◆ WHAT IS ASKED: State how many lines in the entries below contain "From". Write nothing but the number.

(Dataset entries)
————————
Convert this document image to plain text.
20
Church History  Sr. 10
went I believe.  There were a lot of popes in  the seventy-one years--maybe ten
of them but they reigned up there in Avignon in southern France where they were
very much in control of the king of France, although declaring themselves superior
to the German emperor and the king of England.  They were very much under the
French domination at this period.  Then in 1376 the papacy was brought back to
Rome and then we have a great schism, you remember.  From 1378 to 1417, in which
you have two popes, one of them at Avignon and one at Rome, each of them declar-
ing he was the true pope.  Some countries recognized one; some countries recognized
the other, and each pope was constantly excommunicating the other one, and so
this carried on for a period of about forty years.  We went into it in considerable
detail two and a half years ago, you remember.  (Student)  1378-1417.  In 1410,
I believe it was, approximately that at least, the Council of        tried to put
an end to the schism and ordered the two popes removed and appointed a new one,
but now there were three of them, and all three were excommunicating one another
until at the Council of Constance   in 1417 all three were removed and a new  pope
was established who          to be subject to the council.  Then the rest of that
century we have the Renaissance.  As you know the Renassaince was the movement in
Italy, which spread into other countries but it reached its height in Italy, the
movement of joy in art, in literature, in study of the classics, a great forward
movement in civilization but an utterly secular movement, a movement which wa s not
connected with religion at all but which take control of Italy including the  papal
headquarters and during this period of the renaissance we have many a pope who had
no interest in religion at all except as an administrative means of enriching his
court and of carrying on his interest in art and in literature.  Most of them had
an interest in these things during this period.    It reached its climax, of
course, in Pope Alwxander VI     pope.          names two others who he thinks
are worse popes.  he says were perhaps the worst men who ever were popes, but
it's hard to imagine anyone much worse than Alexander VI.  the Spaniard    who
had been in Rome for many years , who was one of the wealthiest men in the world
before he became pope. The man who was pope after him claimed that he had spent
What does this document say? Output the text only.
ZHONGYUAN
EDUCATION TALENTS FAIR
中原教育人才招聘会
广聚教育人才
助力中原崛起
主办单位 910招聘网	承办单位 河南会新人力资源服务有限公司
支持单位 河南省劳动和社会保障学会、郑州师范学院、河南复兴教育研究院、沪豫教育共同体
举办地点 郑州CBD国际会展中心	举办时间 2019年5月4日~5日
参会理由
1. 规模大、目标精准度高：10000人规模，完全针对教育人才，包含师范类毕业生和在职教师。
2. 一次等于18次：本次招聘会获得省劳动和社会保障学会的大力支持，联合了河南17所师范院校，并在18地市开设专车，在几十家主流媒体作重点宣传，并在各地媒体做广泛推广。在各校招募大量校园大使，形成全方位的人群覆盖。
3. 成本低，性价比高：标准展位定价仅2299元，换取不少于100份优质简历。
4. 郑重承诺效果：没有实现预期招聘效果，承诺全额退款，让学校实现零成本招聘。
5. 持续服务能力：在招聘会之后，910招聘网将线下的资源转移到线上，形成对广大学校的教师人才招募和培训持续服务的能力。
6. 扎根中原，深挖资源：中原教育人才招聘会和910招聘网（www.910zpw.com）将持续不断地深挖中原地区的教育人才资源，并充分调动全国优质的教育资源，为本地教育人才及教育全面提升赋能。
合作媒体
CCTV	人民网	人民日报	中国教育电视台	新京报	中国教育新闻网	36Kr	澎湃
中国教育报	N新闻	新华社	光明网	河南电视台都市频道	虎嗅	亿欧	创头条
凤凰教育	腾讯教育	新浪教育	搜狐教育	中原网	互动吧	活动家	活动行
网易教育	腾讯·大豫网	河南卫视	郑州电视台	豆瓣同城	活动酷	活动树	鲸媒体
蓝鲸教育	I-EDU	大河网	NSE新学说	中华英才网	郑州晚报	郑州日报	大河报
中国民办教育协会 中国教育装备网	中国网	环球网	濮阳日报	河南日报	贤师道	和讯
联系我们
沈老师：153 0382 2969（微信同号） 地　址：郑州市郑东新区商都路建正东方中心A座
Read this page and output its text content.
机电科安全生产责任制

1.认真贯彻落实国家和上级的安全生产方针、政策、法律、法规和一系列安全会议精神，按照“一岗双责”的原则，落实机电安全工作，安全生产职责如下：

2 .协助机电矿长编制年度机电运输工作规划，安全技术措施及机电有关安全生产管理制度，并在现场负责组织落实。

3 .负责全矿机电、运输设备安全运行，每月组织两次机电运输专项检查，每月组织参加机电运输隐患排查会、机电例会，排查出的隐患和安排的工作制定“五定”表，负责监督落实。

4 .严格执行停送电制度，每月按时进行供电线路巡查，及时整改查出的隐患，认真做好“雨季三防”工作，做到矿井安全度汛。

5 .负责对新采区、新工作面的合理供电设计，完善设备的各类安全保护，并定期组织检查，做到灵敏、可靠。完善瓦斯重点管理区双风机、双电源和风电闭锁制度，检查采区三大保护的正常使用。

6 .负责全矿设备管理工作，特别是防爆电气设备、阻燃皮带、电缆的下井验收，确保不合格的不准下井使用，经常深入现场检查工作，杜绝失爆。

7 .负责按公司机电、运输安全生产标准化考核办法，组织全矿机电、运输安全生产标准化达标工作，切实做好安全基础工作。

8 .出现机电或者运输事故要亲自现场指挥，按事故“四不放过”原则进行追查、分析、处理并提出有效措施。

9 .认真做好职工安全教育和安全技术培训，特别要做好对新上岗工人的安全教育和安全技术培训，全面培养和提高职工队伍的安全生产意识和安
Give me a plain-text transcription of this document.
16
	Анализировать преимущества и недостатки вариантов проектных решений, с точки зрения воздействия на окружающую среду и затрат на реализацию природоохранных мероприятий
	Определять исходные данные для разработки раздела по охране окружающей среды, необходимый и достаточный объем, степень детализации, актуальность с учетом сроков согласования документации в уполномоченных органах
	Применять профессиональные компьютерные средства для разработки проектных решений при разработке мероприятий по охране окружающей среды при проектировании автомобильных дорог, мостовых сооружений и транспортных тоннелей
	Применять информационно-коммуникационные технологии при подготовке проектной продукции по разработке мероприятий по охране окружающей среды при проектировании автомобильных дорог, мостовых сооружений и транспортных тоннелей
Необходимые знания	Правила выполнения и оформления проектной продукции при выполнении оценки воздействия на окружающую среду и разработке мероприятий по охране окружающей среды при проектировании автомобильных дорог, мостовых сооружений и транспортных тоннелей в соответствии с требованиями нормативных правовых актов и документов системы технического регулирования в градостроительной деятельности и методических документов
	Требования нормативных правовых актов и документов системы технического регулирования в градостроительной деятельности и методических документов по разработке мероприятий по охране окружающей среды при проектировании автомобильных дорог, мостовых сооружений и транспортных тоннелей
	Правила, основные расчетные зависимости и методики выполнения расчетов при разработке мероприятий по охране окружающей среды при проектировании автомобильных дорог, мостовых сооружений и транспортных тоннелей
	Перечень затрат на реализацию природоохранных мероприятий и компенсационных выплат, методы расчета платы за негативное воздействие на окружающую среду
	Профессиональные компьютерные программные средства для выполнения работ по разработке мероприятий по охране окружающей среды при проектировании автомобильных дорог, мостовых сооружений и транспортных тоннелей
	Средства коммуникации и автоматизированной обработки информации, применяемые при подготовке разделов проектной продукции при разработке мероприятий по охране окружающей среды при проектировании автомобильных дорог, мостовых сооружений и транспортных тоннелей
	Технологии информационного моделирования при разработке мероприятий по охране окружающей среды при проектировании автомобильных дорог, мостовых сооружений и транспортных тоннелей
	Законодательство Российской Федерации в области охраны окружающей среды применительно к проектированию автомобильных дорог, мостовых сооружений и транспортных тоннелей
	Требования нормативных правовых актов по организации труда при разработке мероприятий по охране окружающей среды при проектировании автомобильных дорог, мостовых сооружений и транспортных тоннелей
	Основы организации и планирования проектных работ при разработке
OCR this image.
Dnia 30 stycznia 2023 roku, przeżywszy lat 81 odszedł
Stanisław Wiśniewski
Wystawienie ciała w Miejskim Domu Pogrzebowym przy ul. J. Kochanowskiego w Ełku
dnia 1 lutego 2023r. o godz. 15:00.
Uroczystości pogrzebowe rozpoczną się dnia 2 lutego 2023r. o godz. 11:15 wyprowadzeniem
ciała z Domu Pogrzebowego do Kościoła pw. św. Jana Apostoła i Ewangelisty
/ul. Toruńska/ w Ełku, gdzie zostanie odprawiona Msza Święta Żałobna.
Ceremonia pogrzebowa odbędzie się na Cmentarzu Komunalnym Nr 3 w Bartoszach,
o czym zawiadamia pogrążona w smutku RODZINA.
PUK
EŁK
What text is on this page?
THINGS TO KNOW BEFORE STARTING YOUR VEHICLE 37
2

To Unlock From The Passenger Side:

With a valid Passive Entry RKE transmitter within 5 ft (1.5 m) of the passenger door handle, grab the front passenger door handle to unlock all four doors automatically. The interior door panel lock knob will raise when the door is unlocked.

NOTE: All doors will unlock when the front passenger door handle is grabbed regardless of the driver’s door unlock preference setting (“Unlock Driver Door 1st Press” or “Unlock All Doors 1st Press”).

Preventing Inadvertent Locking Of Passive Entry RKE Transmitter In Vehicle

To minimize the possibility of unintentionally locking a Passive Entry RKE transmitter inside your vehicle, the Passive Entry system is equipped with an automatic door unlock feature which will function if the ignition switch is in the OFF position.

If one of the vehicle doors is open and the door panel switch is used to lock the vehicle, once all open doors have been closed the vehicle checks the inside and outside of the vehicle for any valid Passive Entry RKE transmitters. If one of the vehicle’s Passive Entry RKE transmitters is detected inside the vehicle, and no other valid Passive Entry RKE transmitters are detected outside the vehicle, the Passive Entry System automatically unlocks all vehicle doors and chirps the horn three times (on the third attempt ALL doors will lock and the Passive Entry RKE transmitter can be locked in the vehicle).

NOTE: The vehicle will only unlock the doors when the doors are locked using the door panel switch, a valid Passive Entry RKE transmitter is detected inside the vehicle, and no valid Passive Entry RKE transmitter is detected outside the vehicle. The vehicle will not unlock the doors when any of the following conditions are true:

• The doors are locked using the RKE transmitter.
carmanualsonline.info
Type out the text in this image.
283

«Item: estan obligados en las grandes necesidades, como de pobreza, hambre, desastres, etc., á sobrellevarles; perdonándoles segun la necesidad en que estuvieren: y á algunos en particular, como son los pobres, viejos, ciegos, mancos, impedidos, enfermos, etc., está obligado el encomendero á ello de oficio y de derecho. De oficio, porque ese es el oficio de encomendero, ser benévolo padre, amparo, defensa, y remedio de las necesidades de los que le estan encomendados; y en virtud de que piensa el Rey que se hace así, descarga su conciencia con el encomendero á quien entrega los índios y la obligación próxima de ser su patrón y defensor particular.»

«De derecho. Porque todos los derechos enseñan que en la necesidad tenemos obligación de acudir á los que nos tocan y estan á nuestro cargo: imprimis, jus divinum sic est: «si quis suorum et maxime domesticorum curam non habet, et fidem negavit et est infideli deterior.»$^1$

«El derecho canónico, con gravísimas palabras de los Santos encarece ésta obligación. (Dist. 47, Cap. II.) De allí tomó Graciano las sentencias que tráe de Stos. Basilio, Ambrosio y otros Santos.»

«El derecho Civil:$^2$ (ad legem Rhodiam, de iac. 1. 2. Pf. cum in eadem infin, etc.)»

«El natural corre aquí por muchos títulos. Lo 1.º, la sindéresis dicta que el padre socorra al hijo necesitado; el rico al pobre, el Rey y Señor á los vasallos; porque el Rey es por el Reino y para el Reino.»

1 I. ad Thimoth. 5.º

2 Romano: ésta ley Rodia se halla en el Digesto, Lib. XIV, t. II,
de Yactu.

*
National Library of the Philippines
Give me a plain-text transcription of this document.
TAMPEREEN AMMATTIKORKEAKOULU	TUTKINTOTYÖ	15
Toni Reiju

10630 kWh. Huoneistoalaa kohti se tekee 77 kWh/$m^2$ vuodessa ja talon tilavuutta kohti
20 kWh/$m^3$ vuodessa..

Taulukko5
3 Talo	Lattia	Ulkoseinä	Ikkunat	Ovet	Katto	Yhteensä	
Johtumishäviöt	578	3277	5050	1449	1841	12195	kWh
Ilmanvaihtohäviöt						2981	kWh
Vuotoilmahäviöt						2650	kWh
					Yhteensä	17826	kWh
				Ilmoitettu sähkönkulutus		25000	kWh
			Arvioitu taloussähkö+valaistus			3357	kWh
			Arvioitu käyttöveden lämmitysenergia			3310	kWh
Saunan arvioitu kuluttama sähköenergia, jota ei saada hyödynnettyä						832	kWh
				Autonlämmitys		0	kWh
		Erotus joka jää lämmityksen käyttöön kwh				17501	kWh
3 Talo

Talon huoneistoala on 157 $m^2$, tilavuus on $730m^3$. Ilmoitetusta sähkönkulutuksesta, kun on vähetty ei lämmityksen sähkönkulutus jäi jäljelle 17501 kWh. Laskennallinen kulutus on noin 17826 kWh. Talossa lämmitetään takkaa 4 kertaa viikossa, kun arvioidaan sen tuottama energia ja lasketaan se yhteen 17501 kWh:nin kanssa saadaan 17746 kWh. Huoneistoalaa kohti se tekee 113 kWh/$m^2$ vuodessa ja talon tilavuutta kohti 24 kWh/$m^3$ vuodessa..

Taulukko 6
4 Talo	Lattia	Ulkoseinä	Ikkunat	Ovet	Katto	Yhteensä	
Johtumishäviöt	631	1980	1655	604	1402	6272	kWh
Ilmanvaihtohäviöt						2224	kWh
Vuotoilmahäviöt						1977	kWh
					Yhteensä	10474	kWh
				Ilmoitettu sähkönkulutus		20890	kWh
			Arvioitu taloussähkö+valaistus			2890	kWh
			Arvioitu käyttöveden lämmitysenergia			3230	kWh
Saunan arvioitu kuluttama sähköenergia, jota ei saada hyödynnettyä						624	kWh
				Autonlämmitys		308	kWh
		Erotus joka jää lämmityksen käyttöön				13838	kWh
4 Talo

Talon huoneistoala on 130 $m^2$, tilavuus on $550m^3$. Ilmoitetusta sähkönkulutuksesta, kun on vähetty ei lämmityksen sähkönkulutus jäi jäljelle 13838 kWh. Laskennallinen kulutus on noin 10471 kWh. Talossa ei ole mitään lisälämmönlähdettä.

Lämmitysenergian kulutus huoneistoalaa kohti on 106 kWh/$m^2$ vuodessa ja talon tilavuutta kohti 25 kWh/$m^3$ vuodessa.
————————
◆ CORRECT RESULT: 2